■ **EXERCISE DIRECTIONS**
Restate all of the data exactly.

■ **TASK DATA**
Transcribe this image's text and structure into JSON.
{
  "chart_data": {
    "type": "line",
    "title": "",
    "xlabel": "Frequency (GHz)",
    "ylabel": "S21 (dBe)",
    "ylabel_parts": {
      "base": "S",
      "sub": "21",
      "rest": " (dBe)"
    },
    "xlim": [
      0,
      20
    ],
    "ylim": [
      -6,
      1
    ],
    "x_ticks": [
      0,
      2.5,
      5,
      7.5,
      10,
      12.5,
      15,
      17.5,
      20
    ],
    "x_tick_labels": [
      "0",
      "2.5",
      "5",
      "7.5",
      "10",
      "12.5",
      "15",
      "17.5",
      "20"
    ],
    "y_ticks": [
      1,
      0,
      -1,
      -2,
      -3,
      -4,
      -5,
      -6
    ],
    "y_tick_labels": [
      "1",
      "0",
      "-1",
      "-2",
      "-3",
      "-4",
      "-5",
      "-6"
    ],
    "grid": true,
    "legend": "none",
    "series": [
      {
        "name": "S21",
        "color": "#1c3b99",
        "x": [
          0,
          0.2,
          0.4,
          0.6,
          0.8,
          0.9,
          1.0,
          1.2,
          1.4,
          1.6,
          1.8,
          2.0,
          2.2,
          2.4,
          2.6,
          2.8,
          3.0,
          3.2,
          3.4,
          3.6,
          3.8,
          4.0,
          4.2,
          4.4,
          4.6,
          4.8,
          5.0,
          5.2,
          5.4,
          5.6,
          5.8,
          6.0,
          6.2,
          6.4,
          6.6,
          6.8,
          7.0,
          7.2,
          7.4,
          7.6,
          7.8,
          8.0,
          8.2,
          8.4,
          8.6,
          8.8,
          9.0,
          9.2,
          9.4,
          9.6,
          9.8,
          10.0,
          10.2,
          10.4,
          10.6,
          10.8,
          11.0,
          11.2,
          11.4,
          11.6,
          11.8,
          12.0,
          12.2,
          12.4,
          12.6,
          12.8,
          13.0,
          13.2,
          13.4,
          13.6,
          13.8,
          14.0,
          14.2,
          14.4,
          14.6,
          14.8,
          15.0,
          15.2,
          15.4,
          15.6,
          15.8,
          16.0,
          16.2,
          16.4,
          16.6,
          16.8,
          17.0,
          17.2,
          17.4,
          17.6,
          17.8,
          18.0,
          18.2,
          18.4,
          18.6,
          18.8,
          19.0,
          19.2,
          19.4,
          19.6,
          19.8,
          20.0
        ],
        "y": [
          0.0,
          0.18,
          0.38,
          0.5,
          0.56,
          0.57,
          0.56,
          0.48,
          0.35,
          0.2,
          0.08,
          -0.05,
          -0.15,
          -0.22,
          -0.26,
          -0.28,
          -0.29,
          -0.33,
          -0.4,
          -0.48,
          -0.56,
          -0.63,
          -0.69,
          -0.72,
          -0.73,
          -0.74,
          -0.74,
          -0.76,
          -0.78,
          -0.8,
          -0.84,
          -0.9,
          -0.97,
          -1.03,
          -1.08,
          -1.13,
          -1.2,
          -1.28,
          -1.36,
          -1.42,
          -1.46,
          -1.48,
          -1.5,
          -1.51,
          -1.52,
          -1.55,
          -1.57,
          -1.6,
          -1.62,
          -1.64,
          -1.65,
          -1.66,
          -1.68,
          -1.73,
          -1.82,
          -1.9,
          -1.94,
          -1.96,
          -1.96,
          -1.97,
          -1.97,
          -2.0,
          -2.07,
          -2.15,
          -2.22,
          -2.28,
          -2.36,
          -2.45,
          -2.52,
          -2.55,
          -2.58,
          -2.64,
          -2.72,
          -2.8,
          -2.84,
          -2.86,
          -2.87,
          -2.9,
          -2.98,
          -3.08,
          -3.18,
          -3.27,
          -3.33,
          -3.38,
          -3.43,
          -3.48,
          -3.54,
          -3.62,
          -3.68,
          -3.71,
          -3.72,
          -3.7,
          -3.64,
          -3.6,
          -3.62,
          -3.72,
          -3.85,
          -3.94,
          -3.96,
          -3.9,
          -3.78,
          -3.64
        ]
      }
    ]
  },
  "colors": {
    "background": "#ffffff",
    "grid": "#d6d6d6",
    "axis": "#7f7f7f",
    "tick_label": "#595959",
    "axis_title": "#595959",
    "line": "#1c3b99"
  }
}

■ **RESULT BELOW**
Transcribe this image's text and structure into JSON.
{
  "chart_data": {
    "type": "line",
    "title": "",
    "xlabel": "Frequency (GHz)",
    "ylabel": "S21 (dBe)",
    "ylabel_parts": {
      "base": "S",
      "sub": "21",
      "rest": " (dBe)"
    },
    "xlim": [
      0,
      20
    ],
    "ylim": [
      -6,
      1
    ],
    "x_ticks": [
      0,
      2.5,
      5,
      7.5,
      10,
      12.5,
      15,
      17.5,
      20
    ],
    "x_tick_labels": [
      "0",
      "2.5",
      "5",
      "7.5",
      "10",
      "12.5",
      "15",
      "17.5",
      "20"
    ],
    "y_ticks": [
      1,
      0,
      -1,
      -2,
      -3,
      -4,
      -5,
      -6
    ],
    "y_tick_labels": [
      "1",
      "0",
      "-1",
      "-2",
      "-3",
      "-4",
      "-5",
      "-6"
    ],
    "grid": true,
    "legend": "none",
    "series": [
      {
        "name": "S21",
        "color": "#1c3b99",
        "x": [
          0,
          0.2,
          0.4,
          0.6,
          0.8,
          0.9,
          1.0,
          1.2,
          1.4,
          1.6,
          1.8,
          2.0,
          2.2,
          2.4,
          2.6,
          2.8,
          3.0,
          3.2,
          3.4,
          3.6,
          3.8,
          4.0,
          4.2,
          4.4,
          4.6,
          4.8,
          5.0,
          5.2,
          5.4,
          5.6,
          5.8,
          6.0,
          6.2,
          6.4,
          6.6,
          6.8,
          7.0,
          7.2,
          7.4,
          7.6,
          7.8,
          8.0,
          8.2,
          8.4,
          8.6,
          8.8,
          9.0,
          9.2,
          9.4,
          9.6,
          9.8,
          10.0,
          10.2,
          10.4,
          10.6,
          10.8,
          11.0,
          11.2,
          11.4,
          11.6,
          11.8,
          12.0,
          12.2,
          12.4,
          12.6,
          12.8,
          13.0,
          13.2,
          13.4,
          13.6,
          13.8,
          14.0,
          14.2,
          14.4,
          14.6,
          14.8,
          15.0,
          15.2,
          15.4,
          15.6,
          15.8,
          16.0,
          16.2,
          16.4,
          16.6,
          16.8,
          17.0,
          17.2,
          17.4,
          17.6,
          17.8,
          18.0,
          18.2,
          18.4,
          18.6,
          18.8,
          19.0,
          19.2,
          19.4,
          19.6,
          19.8,
          20.0
        ],
        "y": [
          0.0,
          0.18,
          0.38,
          0.5,
          0.56,
          0.57,
          0.56,
          0.48,
          0.35,
          0.2,
          0.08,
          -0.05,
          -0.15,
          -0.22,
          -0.26,
          -0.28,
          -0.29,
          -0.33,
          -0.4,
          -0.48,
          -0.56,
          -0.63,
          -0.69,
          -0.72,
          -0.73,
          -0.74,
          -0.74,
          -0.76,
          -0.78,
          -0.8,
          -0.84,
          -0.9,
          -0.97,
          -1.03,
          -1.08,
          -1.13,
          -1.2,
          -1.28,
          -1.36,
          -1.42,
          -1.46,
          -1.48,
          -1.5,
          -1.51,
          -1.52,
          -1.55,
          -1.57,
          -1.6,
          -1.62,
          -1.64,
          -1.65,
          -1.66,
          -1.68,
          -1.73,
          -1.82,
          -1.9,
          -1.94,
          -1.96,
          -1.96,
          -1.97,
          -1.97,
          -2.0,
          -2.07,
          -2.15,
          -2.22,
          -2.28,
          -2.36,
          -2.45,
          -2.52,
          -2.55,
          -2.58,
          -2.64,
          -2.72,
          -2.8,
          -2.84,
          -2.86,
          -2.87,
          -2.9,
          -2.98,
          -3.08,
          -3.18,
          -3.27,
          -3.33,
          -3.38,
          -3.43,
          -3.48,
          -3.54,
          -3.62,
          -3.68,
          -3.71,
          -3.72,
          -3.7,
          -3.64,
          -3.6,
          -3.62,
          -3.72,
          -3.85,
          -3.94,
          -3.96,
          -3.9,
          -3.78,
          -3.64
        ]
      }
    ]
  },
  "colors": {
    "background": "#ffffff",
    "grid": "#d6d6d6",
    "axis": "#7f7f7f",
    "tick_label": "#595959",
    "axis_title": "#595959",
    "line": "#1c3b99"
  }
}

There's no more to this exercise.